# Stated exercise:
Copy each line of the records that contains the word "screenshot".

Dataset items:
....................

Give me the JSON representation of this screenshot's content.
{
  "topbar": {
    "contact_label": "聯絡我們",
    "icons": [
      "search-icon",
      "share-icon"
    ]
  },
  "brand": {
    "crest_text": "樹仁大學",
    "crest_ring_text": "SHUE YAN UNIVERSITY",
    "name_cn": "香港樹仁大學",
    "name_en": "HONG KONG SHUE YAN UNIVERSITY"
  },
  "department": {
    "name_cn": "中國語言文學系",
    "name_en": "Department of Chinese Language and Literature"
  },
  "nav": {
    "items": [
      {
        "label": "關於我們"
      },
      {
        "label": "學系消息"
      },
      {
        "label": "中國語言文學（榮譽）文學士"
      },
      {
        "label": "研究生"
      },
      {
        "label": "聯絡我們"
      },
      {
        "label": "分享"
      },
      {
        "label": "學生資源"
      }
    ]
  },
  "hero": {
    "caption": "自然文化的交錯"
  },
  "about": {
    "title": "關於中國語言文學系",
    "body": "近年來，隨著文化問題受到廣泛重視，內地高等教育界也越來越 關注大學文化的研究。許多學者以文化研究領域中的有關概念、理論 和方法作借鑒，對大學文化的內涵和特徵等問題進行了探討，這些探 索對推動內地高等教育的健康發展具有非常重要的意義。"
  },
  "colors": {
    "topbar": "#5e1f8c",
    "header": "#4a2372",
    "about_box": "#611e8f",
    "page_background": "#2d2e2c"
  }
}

....................

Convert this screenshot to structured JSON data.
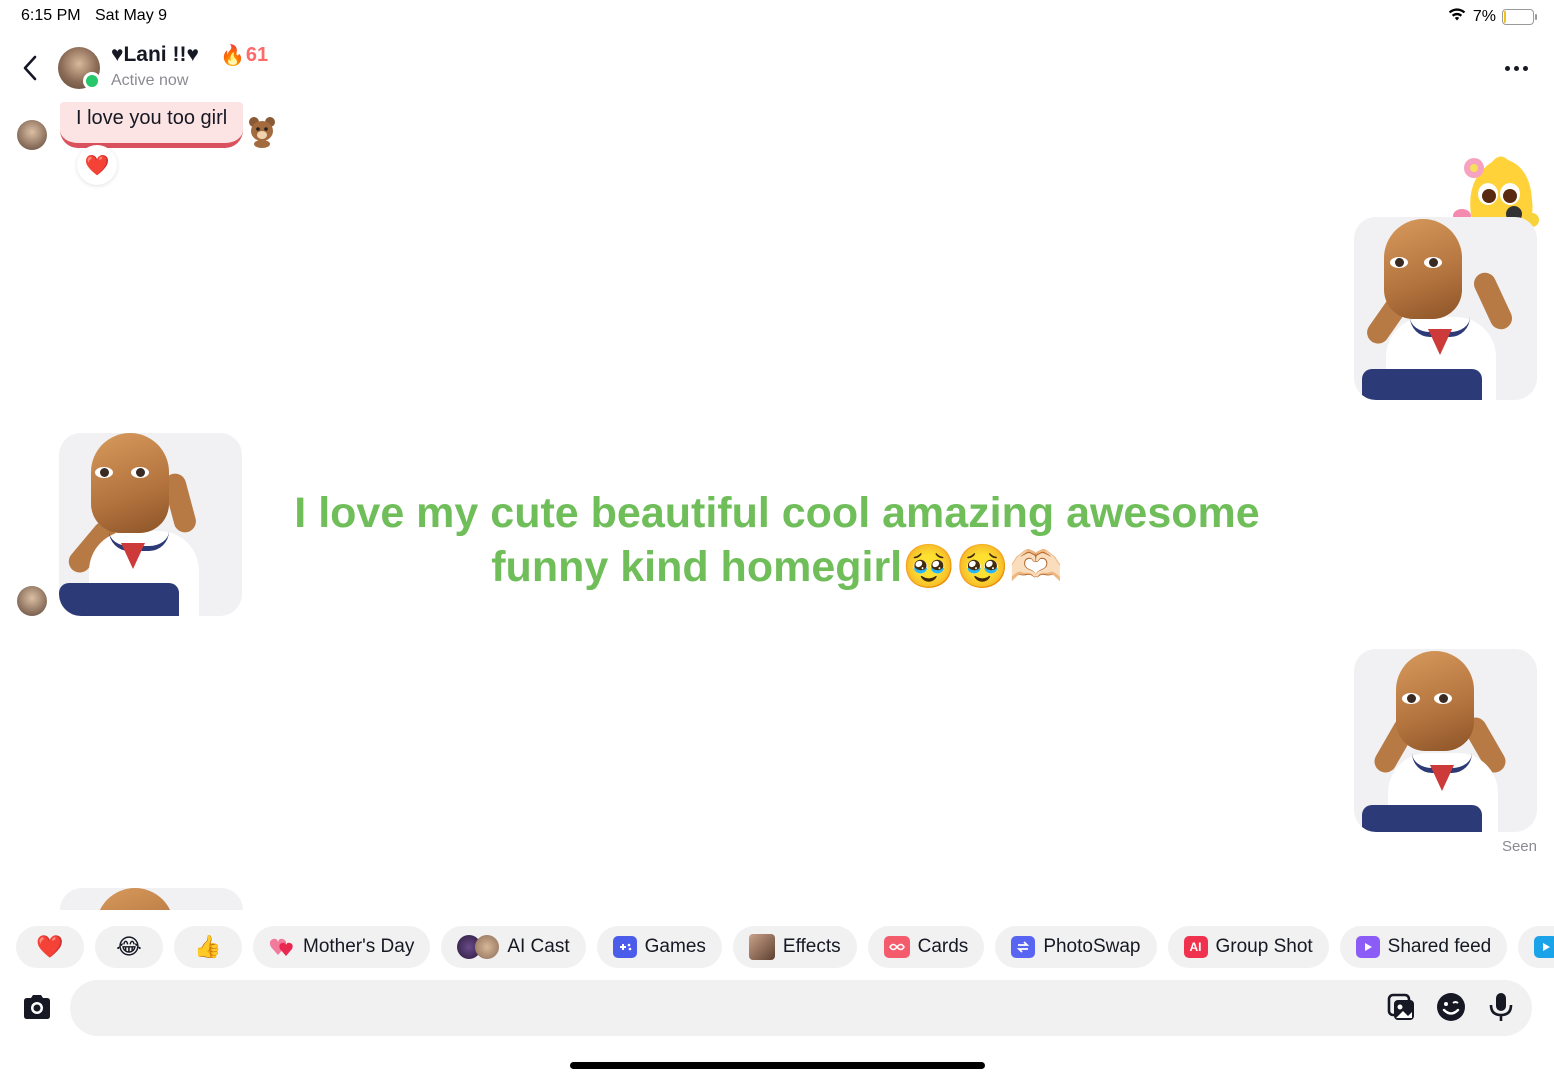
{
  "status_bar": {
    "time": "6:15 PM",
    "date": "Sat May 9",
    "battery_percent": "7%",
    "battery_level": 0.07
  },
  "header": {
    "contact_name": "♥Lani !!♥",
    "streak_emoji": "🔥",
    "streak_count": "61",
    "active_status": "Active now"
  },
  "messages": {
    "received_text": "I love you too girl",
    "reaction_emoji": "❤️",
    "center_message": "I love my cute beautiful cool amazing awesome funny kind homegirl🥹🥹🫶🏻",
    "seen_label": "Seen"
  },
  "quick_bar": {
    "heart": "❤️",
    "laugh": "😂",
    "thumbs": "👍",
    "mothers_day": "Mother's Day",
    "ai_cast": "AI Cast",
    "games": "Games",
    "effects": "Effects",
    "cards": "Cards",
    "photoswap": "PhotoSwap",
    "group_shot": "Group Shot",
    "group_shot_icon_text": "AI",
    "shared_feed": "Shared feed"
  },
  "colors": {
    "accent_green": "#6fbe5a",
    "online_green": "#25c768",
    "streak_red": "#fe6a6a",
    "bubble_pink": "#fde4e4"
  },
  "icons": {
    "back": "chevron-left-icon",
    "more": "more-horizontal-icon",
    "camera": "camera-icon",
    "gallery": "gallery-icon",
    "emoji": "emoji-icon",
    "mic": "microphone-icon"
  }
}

....................

# Final answer:
Give me the JSON representation of this screenshot's content.
Convert this screenshot to structured JSON data.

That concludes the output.